### Problem
Return the full listing exactly as it is written.

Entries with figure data
····················

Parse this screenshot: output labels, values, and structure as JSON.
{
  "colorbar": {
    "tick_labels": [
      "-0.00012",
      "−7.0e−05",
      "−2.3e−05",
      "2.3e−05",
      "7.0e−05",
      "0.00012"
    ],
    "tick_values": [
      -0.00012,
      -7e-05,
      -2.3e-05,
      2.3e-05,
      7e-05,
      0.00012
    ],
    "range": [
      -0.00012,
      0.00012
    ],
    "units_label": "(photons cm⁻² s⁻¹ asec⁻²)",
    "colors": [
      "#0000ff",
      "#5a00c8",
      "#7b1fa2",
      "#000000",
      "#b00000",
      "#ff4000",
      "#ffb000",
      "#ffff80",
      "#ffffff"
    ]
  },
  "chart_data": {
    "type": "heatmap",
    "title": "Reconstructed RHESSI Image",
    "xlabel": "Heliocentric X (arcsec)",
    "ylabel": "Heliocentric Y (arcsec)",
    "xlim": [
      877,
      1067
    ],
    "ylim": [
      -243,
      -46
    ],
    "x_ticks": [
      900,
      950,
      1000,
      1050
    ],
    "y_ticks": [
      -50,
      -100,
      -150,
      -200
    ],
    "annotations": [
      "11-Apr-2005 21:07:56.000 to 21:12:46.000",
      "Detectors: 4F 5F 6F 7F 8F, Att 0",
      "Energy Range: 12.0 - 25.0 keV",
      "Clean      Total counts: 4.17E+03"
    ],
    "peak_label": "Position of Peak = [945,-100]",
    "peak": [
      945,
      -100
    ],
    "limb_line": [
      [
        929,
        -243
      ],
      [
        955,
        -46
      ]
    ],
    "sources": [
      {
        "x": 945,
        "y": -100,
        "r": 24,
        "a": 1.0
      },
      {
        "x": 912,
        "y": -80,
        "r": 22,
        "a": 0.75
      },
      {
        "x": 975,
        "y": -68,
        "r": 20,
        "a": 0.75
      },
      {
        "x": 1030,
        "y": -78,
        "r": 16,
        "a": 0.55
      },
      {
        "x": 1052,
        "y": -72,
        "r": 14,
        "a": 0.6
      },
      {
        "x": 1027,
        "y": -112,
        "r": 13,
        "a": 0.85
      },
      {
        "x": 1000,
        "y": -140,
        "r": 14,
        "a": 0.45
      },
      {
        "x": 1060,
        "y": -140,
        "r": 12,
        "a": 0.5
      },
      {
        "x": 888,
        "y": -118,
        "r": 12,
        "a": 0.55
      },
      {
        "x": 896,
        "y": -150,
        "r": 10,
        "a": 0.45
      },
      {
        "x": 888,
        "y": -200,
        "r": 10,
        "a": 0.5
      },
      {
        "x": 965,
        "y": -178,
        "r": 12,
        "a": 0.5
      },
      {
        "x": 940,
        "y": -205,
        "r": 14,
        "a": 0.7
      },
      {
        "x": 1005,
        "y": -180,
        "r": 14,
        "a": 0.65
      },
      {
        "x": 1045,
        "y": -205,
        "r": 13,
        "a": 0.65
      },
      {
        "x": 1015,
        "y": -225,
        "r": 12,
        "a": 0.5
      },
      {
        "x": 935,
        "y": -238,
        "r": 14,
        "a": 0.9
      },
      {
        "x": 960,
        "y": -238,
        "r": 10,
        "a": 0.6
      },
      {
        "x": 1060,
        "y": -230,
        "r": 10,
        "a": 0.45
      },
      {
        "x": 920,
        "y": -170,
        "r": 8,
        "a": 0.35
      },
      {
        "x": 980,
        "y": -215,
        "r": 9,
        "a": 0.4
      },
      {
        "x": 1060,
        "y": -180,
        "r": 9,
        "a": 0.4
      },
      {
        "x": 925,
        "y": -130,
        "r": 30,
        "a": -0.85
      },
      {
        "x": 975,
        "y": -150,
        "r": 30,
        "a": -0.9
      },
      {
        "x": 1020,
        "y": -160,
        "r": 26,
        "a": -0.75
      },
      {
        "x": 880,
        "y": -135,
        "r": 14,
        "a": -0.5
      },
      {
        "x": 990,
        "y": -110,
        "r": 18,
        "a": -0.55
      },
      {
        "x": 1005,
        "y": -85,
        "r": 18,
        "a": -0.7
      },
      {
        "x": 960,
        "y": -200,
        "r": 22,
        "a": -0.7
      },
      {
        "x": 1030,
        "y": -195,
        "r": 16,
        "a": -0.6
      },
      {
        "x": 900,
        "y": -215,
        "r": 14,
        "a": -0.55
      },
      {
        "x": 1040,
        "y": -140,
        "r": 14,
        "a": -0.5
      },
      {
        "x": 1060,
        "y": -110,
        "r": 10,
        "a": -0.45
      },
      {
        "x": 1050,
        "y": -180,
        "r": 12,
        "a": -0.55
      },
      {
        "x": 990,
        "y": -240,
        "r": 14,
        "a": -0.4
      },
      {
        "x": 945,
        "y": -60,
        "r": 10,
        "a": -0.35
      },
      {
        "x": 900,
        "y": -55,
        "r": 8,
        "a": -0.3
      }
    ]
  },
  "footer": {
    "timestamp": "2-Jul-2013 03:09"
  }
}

····················

### Exercise result
Parse this screenshot: output labels, values, and structure as JSON.
{
  "colorbar": {
    "tick_labels": [
      "-0.00012",
      "−7.0e−05",
      "−2.3e−05",
      "2.3e−05",
      "7.0e−05",
      "0.00012"
    ],
    "tick_values": [
      -0.00012,
      -7e-05,
      -2.3e-05,
      2.3e-05,
      7e-05,
      0.00012
    ],
    "range": [
      -0.00012,
      0.00012
    ],
    "units_label": "(photons cm⁻² s⁻¹ asec⁻²)",
    "colors": [
      "#0000ff",
      "#5a00c8",
      "#7b1fa2",
      "#000000",
      "#b00000",
      "#ff4000",
      "#ffb000",
      "#ffff80",
      "#ffffff"
    ]
  },
  "chart_data": {
    "type": "heatmap",
    "title": "Reconstructed RHESSI Image",
    "xlabel": "Heliocentric X (arcsec)",
    "ylabel": "Heliocentric Y (arcsec)",
    "xlim": [
      877,
      1067
    ],
    "ylim": [
      -243,
      -46
    ],
    "x_ticks": [
      900,
      950,
      1000,
      1050
    ],
    "y_ticks": [
      -50,
      -100,
      -150,
      -200
    ],
    "annotations": [
      "11-Apr-2005 21:07:56.000 to 21:12:46.000",
      "Detectors: 4F 5F 6F 7F 8F, Att 0",
      "Energy Range: 12.0 - 25.0 keV",
      "Clean      Total counts: 4.17E+03"
    ],
    "peak_label": "Position of Peak = [945,-100]",
    "peak": [
      945,
      -100
    ],
    "limb_line": [
      [
        929,
        -243
      ],
      [
        955,
        -46
      ]
    ],
    "sources": [
      {
        "x": 945,
        "y": -100,
        "r": 24,
        "a": 1.0
      },
      {
        "x": 912,
        "y": -80,
        "r": 22,
        "a": 0.75
      },
      {
        "x": 975,
        "y": -68,
        "r": 20,
        "a": 0.75
      },
      {
        "x": 1030,
        "y": -78,
        "r": 16,
        "a": 0.55
      },
      {
        "x": 1052,
        "y": -72,
        "r": 14,
        "a": 0.6
      },
      {
        "x": 1027,
        "y": -112,
        "r": 13,
        "a": 0.85
      },
      {
        "x": 1000,
        "y": -140,
        "r": 14,
        "a": 0.45
      },
      {
        "x": 1060,
        "y": -140,
        "r": 12,
        "a": 0.5
      },
      {
        "x": 888,
        "y": -118,
        "r": 12,
        "a": 0.55
      },
      {
        "x": 896,
        "y": -150,
        "r": 10,
        "a": 0.45
      },
      {
        "x": 888,
        "y": -200,
        "r": 10,
        "a": 0.5
      },
      {
        "x": 965,
        "y": -178,
        "r": 12,
        "a": 0.5
      },
      {
        "x": 940,
        "y": -205,
        "r": 14,
        "a": 0.7
      },
      {
        "x": 1005,
        "y": -180,
        "r": 14,
        "a": 0.65
      },
      {
        "x": 1045,
        "y": -205,
        "r": 13,
        "a": 0.65
      },
      {
        "x": 1015,
        "y": -225,
        "r": 12,
        "a": 0.5
      },
      {
        "x": 935,
        "y": -238,
        "r": 14,
        "a": 0.9
      },
      {
        "x": 960,
        "y": -238,
        "r": 10,
        "a": 0.6
      },
      {
        "x": 1060,
        "y": -230,
        "r": 10,
        "a": 0.45
      },
      {
        "x": 920,
        "y": -170,
        "r": 8,
        "a": 0.35
      },
      {
        "x": 980,
        "y": -215,
        "r": 9,
        "a": 0.4
      },
      {
        "x": 1060,
        "y": -180,
        "r": 9,
        "a": 0.4
      },
      {
        "x": 925,
        "y": -130,
        "r": 30,
        "a": -0.85
      },
      {
        "x": 975,
        "y": -150,
        "r": 30,
        "a": -0.9
      },
      {
        "x": 1020,
        "y": -160,
        "r": 26,
        "a": -0.75
      },
      {
        "x": 880,
        "y": -135,
        "r": 14,
        "a": -0.5
      },
      {
        "x": 990,
        "y": -110,
        "r": 18,
        "a": -0.55
      },
      {
        "x": 1005,
        "y": -85,
        "r": 18,
        "a": -0.7
      },
      {
        "x": 960,
        "y": -200,
        "r": 22,
        "a": -0.7
      },
      {
        "x": 1030,
        "y": -195,
        "r": 16,
        "a": -0.6
      },
      {
        "x": 900,
        "y": -215,
        "r": 14,
        "a": -0.55
      },
      {
        "x": 1040,
        "y": -140,
        "r": 14,
        "a": -0.5
      },
      {
        "x": 1060,
        "y": -110,
        "r": 10,
        "a": -0.45
      },
      {
        "x": 1050,
        "y": -180,
        "r": 12,
        "a": -0.55
      },
      {
        "x": 990,
        "y": -240,
        "r": 14,
        "a": -0.4
      },
      {
        "x": 945,
        "y": -60,
        "r": 10,
        "a": -0.35
      },
      {
        "x": 900,
        "y": -55,
        "r": 8,
        "a": -0.3
      }
    ]
  },
  "footer": {
    "timestamp": "2-Jul-2013 03:09"
  }
}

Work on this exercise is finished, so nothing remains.